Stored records
+===+

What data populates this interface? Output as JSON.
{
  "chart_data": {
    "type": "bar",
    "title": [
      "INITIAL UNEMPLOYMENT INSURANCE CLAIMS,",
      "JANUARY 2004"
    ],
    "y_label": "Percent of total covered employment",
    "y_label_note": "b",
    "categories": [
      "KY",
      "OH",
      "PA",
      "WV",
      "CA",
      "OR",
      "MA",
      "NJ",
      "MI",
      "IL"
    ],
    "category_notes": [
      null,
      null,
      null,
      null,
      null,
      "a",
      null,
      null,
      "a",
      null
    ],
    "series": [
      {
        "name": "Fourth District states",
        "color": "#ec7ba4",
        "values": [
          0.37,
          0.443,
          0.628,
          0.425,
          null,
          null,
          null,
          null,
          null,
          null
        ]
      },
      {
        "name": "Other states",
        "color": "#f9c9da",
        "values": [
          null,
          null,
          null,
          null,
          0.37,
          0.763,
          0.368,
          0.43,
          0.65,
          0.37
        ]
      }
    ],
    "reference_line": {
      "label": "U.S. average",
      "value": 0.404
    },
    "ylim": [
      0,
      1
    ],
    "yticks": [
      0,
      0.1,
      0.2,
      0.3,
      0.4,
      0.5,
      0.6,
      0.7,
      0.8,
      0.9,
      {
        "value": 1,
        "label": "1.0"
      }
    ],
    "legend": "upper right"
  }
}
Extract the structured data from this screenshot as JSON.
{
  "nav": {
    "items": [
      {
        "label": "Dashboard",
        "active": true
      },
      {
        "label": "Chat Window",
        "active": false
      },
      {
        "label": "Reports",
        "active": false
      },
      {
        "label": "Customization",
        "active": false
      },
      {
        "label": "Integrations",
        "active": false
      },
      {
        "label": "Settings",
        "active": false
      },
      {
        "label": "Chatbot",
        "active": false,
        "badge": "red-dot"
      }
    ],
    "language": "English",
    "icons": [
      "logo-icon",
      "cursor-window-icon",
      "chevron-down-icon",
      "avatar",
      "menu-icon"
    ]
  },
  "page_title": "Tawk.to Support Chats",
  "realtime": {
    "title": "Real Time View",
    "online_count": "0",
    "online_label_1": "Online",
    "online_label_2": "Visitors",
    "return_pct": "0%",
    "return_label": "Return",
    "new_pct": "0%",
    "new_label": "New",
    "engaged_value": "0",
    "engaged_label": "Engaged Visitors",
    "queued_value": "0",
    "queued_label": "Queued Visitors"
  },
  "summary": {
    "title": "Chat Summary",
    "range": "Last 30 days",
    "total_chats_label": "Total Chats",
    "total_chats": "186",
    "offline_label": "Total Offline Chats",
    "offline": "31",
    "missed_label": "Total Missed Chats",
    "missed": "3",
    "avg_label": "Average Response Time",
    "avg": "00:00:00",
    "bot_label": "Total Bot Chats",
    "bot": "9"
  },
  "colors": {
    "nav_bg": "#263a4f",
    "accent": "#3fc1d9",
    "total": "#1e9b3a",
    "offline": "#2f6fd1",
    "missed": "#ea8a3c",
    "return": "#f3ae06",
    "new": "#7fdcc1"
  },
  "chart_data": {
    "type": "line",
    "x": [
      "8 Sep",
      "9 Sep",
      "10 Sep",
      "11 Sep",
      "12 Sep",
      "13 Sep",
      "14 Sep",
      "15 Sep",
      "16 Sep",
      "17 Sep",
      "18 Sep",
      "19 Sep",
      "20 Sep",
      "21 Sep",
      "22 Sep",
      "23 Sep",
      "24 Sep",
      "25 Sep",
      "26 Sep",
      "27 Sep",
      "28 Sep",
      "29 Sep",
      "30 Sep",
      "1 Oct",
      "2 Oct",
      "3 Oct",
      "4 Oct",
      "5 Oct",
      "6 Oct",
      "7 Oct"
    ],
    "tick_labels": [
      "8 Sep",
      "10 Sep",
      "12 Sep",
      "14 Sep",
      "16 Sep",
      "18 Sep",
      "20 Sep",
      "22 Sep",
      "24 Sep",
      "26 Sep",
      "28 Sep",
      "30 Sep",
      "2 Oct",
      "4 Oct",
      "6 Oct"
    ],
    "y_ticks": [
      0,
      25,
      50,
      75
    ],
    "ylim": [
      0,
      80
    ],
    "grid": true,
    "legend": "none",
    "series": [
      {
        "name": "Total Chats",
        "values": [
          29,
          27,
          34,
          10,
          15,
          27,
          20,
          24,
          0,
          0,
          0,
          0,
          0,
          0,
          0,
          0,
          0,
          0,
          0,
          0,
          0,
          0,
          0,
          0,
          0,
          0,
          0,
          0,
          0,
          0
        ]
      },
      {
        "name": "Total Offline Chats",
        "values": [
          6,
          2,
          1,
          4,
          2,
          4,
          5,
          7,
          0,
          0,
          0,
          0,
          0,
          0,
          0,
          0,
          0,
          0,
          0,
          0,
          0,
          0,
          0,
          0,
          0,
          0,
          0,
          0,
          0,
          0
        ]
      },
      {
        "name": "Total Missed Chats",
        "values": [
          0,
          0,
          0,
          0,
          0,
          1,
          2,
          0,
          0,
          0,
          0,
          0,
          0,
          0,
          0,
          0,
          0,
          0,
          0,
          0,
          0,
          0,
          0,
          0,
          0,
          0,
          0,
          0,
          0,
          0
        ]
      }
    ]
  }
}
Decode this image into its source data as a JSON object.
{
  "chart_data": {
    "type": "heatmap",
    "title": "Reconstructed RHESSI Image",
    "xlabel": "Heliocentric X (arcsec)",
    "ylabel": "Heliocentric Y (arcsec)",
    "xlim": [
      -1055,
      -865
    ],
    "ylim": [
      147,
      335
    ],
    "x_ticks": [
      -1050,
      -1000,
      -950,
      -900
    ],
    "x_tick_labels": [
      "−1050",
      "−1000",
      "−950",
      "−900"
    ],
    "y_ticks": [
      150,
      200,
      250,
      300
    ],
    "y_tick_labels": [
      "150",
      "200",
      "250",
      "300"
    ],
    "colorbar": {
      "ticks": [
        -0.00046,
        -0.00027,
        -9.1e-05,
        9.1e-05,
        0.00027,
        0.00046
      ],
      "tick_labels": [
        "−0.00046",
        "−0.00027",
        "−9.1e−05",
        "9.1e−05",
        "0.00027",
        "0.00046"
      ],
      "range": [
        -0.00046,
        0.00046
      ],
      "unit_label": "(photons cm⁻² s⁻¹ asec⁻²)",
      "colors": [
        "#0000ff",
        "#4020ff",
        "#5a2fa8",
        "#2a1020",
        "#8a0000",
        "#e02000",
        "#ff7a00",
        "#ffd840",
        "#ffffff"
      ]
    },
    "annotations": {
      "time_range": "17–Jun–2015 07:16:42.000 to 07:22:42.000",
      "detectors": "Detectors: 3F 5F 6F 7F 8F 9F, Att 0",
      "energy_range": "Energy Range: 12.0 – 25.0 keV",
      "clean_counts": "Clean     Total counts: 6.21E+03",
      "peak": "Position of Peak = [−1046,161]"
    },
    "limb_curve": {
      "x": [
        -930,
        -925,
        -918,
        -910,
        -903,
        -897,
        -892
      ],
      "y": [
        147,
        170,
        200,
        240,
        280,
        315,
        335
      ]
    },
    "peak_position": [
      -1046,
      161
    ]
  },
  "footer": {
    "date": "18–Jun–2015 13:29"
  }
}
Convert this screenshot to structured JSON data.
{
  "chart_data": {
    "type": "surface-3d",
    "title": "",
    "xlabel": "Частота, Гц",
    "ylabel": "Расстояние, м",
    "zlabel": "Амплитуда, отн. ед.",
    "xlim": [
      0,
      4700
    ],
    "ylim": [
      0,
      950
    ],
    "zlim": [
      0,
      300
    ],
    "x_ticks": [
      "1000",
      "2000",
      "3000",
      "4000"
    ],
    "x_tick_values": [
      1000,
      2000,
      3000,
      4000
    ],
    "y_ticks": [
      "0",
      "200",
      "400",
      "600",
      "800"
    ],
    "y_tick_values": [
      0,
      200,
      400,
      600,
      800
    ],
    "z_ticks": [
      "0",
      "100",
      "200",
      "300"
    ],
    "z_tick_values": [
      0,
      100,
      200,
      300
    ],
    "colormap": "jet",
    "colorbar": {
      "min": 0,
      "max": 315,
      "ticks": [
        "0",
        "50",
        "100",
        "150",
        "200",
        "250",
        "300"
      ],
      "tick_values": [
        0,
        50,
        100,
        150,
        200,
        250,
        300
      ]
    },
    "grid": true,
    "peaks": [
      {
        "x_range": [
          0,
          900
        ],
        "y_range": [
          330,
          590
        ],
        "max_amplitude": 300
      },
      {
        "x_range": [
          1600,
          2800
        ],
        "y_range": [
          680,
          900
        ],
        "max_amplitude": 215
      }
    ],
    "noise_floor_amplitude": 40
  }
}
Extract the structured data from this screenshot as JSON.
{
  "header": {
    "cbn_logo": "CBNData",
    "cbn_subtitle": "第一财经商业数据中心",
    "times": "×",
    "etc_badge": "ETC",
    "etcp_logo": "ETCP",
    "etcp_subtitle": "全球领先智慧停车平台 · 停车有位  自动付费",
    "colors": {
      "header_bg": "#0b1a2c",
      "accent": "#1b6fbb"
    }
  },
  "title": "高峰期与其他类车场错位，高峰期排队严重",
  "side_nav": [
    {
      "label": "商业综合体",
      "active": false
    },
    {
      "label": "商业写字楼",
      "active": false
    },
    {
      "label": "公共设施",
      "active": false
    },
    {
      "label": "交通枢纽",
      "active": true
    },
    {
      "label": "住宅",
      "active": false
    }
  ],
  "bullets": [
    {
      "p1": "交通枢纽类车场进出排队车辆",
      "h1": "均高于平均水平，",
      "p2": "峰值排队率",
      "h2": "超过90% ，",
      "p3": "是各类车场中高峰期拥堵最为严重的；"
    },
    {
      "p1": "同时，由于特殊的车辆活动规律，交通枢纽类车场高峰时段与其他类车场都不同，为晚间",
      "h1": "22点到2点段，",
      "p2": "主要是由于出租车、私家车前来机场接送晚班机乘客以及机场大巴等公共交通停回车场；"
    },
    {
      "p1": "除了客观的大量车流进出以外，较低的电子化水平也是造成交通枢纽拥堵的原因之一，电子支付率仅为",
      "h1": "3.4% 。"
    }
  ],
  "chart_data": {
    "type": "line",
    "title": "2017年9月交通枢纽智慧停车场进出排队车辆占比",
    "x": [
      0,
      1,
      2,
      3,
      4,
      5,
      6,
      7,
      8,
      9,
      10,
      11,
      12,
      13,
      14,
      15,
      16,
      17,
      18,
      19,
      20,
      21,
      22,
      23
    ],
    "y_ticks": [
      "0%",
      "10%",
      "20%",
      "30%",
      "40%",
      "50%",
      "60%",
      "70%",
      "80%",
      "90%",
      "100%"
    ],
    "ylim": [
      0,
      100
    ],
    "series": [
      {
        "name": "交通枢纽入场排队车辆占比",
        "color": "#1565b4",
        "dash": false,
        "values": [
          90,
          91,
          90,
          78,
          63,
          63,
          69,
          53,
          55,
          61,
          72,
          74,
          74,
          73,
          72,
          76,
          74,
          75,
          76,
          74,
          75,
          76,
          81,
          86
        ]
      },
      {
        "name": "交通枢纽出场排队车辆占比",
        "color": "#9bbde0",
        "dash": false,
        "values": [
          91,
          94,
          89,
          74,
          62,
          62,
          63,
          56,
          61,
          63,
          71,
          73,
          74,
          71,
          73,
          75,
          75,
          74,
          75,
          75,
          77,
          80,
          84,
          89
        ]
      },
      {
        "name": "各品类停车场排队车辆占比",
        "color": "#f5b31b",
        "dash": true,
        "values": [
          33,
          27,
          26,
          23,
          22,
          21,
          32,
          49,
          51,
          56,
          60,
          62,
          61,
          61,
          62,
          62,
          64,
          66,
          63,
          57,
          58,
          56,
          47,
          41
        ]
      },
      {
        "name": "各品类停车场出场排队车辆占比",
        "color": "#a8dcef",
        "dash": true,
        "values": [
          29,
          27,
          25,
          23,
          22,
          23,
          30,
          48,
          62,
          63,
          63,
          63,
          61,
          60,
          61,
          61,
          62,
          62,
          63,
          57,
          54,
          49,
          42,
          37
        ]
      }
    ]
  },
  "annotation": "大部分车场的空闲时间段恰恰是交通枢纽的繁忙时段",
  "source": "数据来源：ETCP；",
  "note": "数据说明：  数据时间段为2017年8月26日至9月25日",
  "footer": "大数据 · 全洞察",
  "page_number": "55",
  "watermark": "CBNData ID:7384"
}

+===+

=== OBJECTIVE ===
Collect each line of the entries that has the word "Heliocentric", copying it in full.

=== WORKED SOLUTION ===
    "xlabel": "Heliocentric X (arcsec)",
    "ylabel": "Heliocentric Y (arcsec)",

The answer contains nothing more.